■ Stated exercise:
Locate the lines of the listing below that hold "文本文件", then copy each of them.
━━━━
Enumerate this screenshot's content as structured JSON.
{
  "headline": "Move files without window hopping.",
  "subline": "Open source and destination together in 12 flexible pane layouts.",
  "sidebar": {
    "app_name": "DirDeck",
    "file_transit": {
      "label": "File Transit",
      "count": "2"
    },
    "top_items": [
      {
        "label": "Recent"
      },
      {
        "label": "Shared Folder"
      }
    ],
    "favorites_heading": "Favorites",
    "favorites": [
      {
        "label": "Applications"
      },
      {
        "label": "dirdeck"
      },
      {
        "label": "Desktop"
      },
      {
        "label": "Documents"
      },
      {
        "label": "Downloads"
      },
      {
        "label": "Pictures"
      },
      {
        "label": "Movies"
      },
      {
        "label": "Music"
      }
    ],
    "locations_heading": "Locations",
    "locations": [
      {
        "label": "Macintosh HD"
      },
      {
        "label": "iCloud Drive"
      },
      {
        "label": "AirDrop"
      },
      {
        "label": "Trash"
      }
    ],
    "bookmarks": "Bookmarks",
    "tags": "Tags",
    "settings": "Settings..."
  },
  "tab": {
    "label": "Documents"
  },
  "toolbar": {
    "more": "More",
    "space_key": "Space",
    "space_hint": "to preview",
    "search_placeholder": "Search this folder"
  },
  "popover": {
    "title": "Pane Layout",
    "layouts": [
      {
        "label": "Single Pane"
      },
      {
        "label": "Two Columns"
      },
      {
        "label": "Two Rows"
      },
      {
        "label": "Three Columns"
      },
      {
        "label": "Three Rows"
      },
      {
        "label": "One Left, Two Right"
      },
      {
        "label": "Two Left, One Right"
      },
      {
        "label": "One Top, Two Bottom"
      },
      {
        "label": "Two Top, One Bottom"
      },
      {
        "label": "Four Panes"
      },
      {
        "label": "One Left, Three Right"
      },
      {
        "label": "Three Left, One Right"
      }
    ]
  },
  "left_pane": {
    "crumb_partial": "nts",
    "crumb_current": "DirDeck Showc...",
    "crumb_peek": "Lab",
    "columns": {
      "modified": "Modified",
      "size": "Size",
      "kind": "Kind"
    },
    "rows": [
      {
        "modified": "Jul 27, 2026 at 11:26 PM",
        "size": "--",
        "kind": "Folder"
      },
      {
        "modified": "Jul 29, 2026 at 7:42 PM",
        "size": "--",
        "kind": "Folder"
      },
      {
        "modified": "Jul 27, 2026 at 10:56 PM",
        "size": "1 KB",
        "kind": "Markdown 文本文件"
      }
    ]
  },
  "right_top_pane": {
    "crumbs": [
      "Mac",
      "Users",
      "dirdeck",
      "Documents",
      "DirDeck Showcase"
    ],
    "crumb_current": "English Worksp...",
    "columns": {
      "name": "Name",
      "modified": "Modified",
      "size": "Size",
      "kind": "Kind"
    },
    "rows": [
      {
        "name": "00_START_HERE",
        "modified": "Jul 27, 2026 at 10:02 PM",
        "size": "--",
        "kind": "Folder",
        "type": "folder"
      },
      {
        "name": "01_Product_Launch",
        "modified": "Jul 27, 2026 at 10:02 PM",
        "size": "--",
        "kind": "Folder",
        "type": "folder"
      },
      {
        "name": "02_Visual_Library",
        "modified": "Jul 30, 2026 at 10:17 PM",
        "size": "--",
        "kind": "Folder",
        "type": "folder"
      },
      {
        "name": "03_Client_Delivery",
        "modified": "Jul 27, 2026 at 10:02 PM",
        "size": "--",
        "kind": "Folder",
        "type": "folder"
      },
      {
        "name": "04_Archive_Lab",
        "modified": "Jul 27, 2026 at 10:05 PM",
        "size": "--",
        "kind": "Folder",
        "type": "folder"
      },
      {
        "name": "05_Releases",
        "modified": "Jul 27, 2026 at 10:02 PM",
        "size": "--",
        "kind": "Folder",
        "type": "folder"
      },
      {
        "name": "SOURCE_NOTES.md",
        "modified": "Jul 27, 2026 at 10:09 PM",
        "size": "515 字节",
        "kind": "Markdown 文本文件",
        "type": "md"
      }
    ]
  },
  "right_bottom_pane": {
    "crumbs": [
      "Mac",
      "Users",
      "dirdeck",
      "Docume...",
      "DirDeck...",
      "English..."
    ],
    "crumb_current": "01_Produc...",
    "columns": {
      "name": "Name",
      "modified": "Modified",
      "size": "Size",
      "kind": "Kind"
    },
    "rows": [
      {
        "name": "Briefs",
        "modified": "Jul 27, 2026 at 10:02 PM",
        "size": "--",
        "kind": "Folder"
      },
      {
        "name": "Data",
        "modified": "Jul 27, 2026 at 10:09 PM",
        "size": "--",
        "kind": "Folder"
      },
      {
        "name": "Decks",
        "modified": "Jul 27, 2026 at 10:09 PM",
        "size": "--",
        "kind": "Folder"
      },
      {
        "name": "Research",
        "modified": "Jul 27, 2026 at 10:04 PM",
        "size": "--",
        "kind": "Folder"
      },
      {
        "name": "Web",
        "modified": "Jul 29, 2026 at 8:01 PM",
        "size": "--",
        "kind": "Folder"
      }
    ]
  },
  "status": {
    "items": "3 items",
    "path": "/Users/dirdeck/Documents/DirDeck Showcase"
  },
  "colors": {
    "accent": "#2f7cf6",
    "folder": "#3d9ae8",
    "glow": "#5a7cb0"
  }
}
━━━━
■ Right answer:
        "kind": "Markdown 文本文件"
        "kind": "Markdown 文本文件",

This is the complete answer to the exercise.